◆ EXERCISE AIM
Without the pictures, can you quote each line below exactly?
┌─ RECORDS FOR PROCESSING
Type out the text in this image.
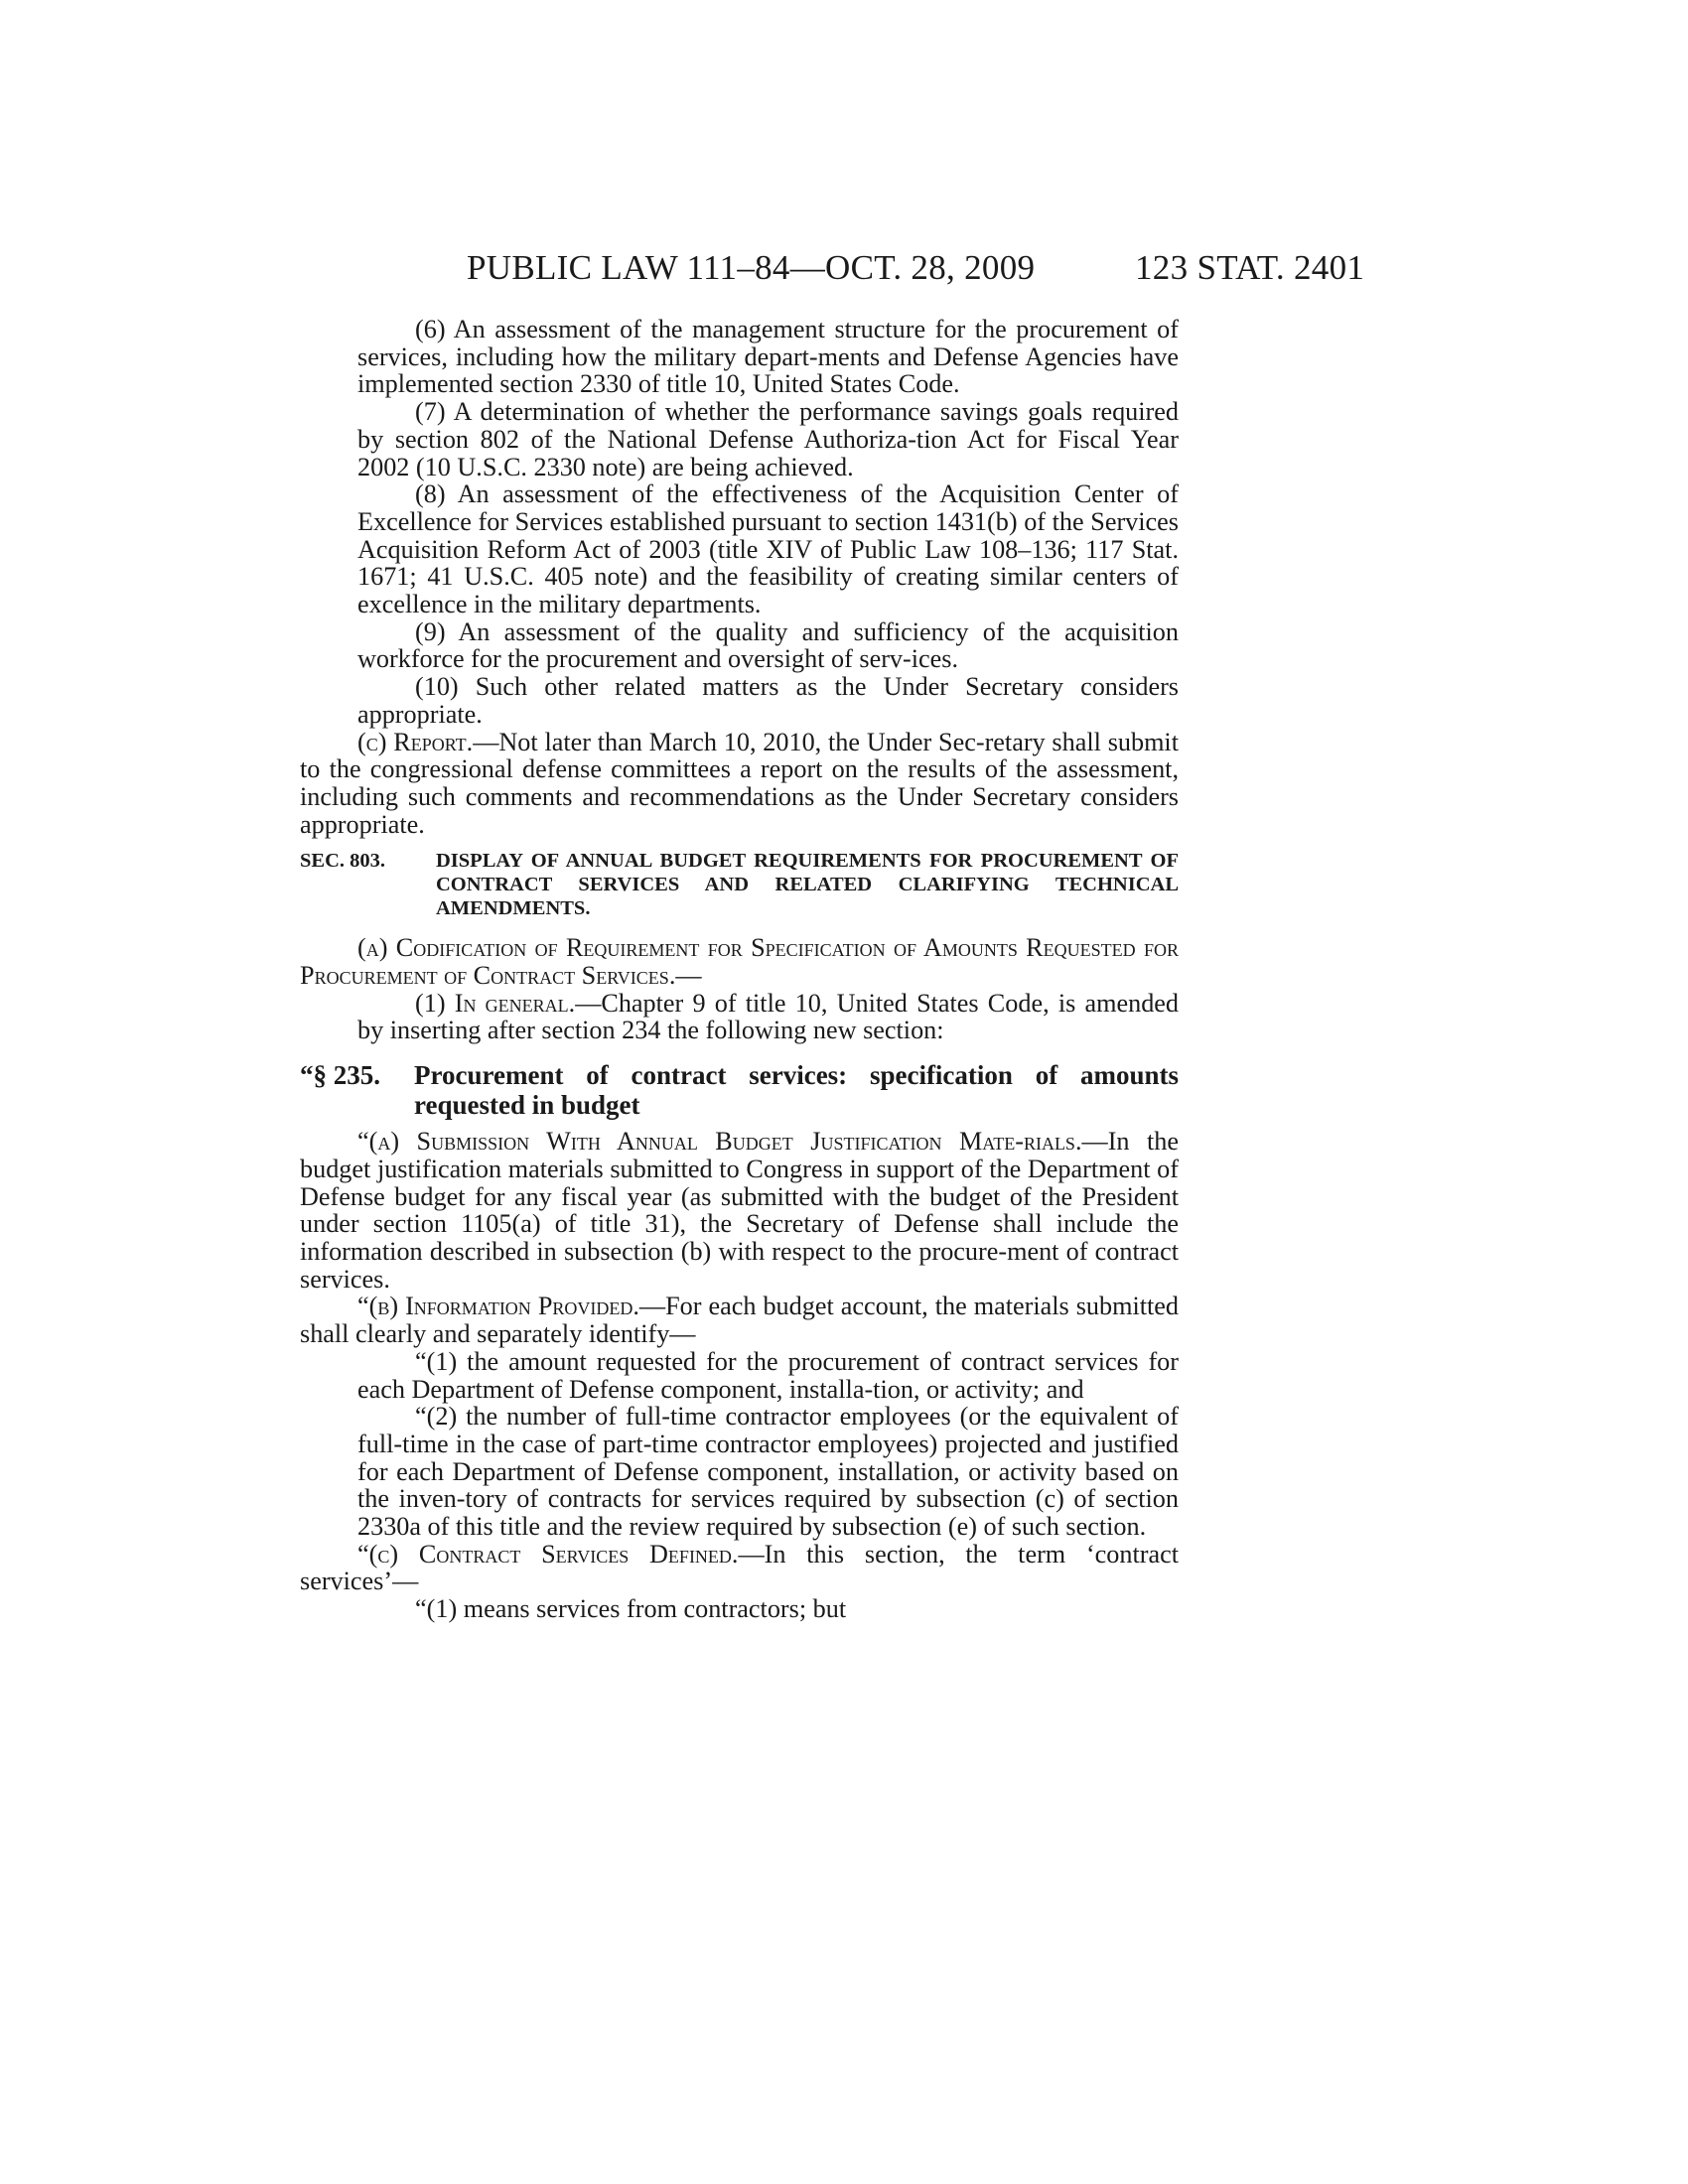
PUBLIC LAW 111–84—OCT. 28, 2009	123 STAT. 2401

(6) An assessment of the management structure for the procurement of services, including how the military depart-ments and Defense Agencies have implemented section 2330 of title 10, United States Code.

(7) A determination of whether the performance savings goals required by section 802 of the National Defense Authoriza-tion Act for Fiscal Year 2002 (10 U.S.C. 2330 note) are being achieved.

(8) An assessment of the effectiveness of the Acquisition Center of Excellence for Services established pursuant to section 1431(b) of the Services Acquisition Reform Act of 2003 (title XIV of Public Law 108–136; 117 Stat. 1671; 41 U.S.C. 405 note) and the feasibility of creating similar centers of excellence in the military departments.

(9) An assessment of the quality and sufficiency of the acquisition workforce for the procurement and oversight of serv-ices.

(10) Such other related matters as the Under Secretary considers appropriate.

(c) Report.—Not later than March 10, 2010, the Under Sec-retary shall submit to the congressional defense committees a report on the results of the assessment, including such comments and recommendations as the Under Secretary considers appropriate.

SEC. 803.	DISPLAY OF ANNUAL BUDGET REQUIREMENTS FOR PROCUREMENT OF CONTRACT SERVICES AND RELATED CLARIFYING TECHNICAL AMENDMENTS.

(a) Codification of Requirement for Specification of Amounts Requested for Procurement of Contract Services.—

(1) In general.—Chapter 9 of title 10, United States Code, is amended by inserting after section 234 the following new section:

“§ 235.	Procurement of contract services: specification of amounts requested in budget

“(a) Submission With Annual Budget Justification Mate-rials.—In the budget justification materials submitted to Congress in support of the Department of Defense budget for any fiscal year (as submitted with the budget of the President under section 1105(a) of title 31), the Secretary of Defense shall include the information described in subsection (b) with respect to the procure-ment of contract services.

“(b) Information Provided.—For each budget account, the materials submitted shall clearly and separately identify—

“(1) the amount requested for the procurement of contract services for each Department of Defense component, installa-tion, or activity; and

“(2) the number of full-time contractor employees (or the equivalent of full-time in the case of part-time contractor employees) projected and justified for each Department of Defense component, installation, or activity based on the inven-tory of contracts for services required by subsection (c) of section 2330a of this title and the review required by subsection (e) of such section.

“(c) Contract Services Defined.—In this section, the term ‘contract services’—

“(1) means services from contractors; but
└─
◆ COMPLETE ANSWER
Type out the text in this image.
PUBLIC LAW 111–84—OCT. 28, 2009	123 STAT. 2401

(6) An assessment of the management structure for the procurement of services, including how the military depart-ments and Defense Agencies have implemented section 2330 of title 10, United States Code.

(7) A determination of whether the performance savings goals required by section 802 of the National Defense Authoriza-tion Act for Fiscal Year 2002 (10 U.S.C. 2330 note) are being achieved.

(8) An assessment of the effectiveness of the Acquisition Center of Excellence for Services established pursuant to section 1431(b) of the Services Acquisition Reform Act of 2003 (title XIV of Public Law 108–136; 117 Stat. 1671; 41 U.S.C. 405 note) and the feasibility of creating similar centers of excellence in the military departments.

(9) An assessment of the quality and sufficiency of the acquisition workforce for the procurement and oversight of serv-ices.

(10) Such other related matters as the Under Secretary considers appropriate.

(c) Report.—Not later than March 10, 2010, the Under Sec-retary shall submit to the congressional defense committees a report on the results of the assessment, including such comments and recommendations as the Under Secretary considers appropriate.

SEC. 803.	DISPLAY OF ANNUAL BUDGET REQUIREMENTS FOR PROCUREMENT OF CONTRACT SERVICES AND RELATED CLARIFYING TECHNICAL AMENDMENTS.

(a) Codification of Requirement for Specification of Amounts Requested for Procurement of Contract Services.—

(1) In general.—Chapter 9 of title 10, United States Code, is amended by inserting after section 234 the following new section:

“§ 235.	Procurement of contract services: specification of amounts requested in budget

“(a) Submission With Annual Budget Justification Mate-rials.—In the budget justification materials submitted to Congress in support of the Department of Defense budget for any fiscal year (as submitted with the budget of the President under section 1105(a) of title 31), the Secretary of Defense shall include the information described in subsection (b) with respect to the procure-ment of contract services.

“(b) Information Provided.—For each budget account, the materials submitted shall clearly and separately identify—

“(1) the amount requested for the procurement of contract services for each Department of Defense component, installa-tion, or activity; and

“(2) the number of full-time contractor employees (or the equivalent of full-time in the case of part-time contractor employees) projected and justified for each Department of Defense component, installation, or activity based on the inven-tory of contracts for services required by subsection (c) of section 2330a of this title and the review required by subsection (e) of such section.

“(c) Contract Services Defined.—In this section, the term ‘contract services’—

“(1) means services from contractors; but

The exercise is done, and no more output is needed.